# Problem description
Copy out each line that includes the word "segment".

** start **

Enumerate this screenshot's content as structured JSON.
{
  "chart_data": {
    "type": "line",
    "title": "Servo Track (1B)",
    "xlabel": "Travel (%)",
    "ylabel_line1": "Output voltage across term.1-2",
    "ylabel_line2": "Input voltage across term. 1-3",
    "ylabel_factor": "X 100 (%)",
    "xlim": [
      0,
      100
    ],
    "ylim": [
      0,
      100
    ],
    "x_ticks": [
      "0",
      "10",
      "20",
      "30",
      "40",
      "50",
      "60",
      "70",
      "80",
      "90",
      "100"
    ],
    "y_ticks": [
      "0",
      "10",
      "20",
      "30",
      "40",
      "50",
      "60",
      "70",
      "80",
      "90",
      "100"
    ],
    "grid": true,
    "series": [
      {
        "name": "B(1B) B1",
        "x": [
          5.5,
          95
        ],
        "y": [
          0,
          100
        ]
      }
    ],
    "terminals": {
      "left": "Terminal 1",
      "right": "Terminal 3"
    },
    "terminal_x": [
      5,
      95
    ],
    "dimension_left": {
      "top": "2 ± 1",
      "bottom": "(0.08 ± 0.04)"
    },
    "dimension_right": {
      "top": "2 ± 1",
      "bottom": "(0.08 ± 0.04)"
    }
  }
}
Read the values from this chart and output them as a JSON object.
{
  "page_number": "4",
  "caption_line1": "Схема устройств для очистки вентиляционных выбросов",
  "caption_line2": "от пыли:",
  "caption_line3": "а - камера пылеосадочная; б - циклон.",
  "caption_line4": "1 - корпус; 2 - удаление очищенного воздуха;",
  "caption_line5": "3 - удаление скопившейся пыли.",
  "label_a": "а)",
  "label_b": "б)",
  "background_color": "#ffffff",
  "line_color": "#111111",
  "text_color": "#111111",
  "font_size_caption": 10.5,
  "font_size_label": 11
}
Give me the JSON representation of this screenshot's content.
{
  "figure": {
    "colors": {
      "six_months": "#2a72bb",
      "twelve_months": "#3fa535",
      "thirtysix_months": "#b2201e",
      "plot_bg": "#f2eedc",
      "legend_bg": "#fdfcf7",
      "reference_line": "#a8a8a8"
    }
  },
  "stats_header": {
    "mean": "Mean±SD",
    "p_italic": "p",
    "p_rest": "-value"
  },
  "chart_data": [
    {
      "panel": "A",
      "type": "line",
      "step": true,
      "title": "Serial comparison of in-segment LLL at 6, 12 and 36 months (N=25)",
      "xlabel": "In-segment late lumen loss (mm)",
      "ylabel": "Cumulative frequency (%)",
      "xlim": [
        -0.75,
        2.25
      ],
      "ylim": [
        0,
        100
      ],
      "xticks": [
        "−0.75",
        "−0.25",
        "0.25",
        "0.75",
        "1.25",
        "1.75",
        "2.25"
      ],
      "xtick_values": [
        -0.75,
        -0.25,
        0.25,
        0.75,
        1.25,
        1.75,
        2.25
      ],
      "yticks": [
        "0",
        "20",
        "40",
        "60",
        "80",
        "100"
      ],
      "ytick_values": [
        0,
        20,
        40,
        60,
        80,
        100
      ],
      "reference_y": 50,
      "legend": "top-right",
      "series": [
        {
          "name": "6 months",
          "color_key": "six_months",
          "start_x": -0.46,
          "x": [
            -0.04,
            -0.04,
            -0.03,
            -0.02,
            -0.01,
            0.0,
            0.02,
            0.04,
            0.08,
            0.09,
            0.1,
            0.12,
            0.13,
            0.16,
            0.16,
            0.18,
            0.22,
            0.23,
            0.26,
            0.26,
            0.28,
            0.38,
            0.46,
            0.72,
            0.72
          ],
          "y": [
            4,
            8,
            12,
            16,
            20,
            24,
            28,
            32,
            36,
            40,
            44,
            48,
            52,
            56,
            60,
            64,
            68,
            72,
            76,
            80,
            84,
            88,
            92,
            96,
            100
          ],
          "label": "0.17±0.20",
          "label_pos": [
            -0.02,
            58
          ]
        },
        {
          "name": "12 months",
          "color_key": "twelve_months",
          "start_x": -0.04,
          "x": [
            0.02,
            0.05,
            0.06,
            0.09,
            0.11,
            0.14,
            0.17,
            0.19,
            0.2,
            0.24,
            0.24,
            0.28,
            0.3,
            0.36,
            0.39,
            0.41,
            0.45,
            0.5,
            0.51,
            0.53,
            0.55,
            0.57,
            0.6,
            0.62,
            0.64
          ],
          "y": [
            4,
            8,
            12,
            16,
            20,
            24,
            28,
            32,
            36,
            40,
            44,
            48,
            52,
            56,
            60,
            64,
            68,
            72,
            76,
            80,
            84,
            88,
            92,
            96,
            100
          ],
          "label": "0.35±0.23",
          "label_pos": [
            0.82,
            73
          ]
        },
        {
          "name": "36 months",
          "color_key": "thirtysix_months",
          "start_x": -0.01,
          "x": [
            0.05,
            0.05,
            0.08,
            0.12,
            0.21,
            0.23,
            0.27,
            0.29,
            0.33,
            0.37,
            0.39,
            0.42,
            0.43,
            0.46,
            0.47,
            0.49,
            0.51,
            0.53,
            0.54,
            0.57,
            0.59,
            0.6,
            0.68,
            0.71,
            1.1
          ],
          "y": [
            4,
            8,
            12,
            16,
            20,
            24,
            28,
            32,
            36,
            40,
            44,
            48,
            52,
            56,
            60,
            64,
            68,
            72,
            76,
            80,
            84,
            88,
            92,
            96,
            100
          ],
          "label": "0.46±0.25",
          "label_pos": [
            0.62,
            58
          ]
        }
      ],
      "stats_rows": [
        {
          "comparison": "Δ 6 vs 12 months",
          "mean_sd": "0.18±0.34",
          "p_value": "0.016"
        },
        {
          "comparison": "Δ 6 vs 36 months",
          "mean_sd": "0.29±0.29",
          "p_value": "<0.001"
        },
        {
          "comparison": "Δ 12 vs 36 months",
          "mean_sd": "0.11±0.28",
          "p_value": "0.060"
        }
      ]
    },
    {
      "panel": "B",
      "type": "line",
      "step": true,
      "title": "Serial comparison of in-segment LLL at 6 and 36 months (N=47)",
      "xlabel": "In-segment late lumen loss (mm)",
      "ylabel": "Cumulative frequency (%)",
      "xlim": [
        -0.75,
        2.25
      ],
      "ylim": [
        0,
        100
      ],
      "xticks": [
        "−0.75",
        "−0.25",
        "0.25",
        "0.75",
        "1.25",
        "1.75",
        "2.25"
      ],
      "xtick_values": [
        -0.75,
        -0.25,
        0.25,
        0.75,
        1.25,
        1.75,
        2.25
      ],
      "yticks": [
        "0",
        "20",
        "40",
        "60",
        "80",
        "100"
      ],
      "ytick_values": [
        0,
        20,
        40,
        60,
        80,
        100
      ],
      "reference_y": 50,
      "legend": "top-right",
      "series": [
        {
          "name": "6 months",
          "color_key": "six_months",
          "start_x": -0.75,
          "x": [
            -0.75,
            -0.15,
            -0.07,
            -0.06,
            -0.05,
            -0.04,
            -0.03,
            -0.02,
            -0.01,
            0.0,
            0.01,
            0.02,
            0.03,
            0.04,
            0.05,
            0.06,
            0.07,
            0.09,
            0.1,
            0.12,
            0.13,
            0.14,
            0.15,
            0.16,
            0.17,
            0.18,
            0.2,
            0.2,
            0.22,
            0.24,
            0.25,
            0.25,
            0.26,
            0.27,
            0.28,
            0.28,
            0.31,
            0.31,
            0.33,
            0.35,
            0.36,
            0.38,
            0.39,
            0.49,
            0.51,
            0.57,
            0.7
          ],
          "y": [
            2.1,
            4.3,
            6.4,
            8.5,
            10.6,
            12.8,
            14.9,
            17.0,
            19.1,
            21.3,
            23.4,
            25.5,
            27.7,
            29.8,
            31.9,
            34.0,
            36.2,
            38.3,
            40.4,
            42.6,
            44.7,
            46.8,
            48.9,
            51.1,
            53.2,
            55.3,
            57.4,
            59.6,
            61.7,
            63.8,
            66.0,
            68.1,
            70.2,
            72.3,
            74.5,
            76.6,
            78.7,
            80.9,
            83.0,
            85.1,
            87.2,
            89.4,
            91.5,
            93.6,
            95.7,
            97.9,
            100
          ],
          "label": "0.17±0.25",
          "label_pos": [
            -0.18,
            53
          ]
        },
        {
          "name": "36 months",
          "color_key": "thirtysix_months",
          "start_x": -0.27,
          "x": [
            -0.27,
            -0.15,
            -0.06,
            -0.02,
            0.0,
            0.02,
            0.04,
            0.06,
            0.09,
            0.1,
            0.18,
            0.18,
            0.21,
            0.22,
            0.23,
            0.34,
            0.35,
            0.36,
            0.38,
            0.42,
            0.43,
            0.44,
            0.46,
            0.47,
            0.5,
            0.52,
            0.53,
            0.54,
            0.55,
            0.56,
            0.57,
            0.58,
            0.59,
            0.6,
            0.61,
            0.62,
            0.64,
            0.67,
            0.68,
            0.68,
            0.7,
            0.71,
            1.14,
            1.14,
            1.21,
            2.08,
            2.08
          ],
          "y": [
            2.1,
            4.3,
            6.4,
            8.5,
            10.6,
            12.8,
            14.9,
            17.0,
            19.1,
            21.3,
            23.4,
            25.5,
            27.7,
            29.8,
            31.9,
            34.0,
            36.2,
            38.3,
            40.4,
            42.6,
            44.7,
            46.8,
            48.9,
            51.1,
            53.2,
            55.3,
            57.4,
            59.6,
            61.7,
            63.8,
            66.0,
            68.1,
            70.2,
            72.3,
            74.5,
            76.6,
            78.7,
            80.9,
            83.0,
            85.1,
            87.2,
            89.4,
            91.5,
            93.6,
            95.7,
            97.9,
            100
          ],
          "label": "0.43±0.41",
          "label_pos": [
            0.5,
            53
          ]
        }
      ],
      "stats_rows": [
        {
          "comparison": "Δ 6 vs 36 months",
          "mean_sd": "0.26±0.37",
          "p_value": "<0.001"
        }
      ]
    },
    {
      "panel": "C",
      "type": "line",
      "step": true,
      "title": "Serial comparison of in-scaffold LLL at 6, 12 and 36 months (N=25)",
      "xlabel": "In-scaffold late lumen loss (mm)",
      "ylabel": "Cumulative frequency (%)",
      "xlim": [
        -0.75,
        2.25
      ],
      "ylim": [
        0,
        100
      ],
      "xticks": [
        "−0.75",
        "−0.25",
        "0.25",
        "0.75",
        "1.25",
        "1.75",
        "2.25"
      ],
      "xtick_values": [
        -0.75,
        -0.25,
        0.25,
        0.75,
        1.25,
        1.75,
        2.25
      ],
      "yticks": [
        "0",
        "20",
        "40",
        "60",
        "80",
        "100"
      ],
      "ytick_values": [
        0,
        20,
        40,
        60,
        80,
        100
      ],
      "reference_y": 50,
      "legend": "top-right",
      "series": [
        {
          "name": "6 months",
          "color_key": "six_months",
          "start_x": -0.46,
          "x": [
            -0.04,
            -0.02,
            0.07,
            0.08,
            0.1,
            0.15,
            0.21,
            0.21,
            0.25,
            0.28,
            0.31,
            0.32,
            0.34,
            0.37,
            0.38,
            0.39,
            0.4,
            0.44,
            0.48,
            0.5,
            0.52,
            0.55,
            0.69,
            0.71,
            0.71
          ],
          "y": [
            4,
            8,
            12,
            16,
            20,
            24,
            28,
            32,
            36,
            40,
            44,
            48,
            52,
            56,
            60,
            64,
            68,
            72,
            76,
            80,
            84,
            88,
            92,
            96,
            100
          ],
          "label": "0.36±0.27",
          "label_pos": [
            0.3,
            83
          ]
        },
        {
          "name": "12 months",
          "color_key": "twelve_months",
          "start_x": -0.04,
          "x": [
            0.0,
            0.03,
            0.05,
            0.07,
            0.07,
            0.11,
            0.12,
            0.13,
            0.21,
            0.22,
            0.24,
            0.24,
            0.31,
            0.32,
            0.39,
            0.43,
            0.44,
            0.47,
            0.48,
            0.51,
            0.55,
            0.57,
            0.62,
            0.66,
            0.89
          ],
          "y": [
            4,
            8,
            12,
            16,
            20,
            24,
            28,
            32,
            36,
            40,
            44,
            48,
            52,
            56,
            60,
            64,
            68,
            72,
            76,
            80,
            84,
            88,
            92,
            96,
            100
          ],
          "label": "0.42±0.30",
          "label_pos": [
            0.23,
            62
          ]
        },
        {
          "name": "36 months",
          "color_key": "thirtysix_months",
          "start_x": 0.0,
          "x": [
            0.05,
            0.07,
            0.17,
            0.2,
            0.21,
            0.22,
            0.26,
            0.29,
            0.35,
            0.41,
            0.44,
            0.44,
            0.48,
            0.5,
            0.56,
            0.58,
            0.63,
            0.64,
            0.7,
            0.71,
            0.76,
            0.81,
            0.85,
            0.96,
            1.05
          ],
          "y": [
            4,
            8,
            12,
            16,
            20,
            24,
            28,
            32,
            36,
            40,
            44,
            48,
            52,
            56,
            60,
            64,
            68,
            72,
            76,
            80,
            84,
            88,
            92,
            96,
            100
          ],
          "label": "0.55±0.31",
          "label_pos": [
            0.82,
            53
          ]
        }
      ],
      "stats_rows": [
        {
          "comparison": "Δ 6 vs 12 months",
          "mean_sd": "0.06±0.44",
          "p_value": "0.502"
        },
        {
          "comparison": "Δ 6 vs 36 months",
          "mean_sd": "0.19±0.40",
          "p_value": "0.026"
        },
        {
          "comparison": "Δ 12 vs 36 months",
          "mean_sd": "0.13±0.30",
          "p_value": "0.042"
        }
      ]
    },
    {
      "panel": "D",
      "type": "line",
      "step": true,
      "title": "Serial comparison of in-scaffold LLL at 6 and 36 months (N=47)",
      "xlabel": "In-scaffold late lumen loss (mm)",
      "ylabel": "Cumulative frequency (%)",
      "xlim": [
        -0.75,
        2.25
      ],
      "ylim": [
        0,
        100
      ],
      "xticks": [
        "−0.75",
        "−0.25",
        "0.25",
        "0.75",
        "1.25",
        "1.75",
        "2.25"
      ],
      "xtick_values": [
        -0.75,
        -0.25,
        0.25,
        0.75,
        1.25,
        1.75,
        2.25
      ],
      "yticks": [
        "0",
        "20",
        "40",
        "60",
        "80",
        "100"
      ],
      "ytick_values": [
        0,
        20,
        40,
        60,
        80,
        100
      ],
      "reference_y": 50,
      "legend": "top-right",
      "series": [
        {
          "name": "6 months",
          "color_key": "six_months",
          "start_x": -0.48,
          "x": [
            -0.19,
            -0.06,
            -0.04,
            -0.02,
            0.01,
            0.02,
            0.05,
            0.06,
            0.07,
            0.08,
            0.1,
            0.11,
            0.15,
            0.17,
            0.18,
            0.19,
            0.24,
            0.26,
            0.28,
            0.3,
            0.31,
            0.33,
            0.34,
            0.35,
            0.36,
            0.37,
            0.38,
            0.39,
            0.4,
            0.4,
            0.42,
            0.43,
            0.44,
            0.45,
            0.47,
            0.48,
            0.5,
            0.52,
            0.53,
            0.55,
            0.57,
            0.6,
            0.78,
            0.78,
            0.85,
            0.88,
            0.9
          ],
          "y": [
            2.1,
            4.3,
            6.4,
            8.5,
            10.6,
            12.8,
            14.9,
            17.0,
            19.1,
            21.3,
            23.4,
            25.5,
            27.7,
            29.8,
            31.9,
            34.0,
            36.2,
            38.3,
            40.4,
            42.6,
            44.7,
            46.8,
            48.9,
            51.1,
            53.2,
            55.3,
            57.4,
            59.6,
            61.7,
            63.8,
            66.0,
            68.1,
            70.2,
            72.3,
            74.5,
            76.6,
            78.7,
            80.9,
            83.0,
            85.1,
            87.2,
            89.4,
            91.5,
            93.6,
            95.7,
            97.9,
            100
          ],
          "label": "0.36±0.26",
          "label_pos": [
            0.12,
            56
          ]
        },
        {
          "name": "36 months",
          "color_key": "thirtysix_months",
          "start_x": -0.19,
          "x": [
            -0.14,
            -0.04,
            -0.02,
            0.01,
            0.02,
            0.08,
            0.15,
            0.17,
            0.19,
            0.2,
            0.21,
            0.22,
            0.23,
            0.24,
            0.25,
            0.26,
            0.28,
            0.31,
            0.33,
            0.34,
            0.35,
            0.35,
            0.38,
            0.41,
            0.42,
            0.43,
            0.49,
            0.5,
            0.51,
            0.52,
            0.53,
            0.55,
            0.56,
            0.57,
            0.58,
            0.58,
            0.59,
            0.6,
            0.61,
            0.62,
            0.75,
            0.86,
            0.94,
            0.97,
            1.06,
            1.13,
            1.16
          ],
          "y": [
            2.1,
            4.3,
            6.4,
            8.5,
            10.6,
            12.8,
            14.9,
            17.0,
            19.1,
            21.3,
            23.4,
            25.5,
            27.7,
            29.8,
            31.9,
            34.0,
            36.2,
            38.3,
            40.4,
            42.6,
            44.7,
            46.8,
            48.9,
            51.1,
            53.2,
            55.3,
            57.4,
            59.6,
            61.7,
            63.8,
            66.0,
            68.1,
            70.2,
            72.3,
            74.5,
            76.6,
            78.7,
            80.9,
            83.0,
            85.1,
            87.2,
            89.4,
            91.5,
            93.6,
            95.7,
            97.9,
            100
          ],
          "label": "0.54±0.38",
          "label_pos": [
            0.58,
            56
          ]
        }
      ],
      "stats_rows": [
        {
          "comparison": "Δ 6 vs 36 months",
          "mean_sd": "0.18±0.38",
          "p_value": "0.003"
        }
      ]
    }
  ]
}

** end **

# Response
      "title": "Serial comparison of in-segment LLL at 6, 12 and 36 months (N=25)",
      "xlabel": "In-segment late lumen loss (mm)",
      "title": "Serial comparison of in-segment LLL at 6 and 36 months (N=47)",
      "xlabel": "In-segment late lumen loss (mm)",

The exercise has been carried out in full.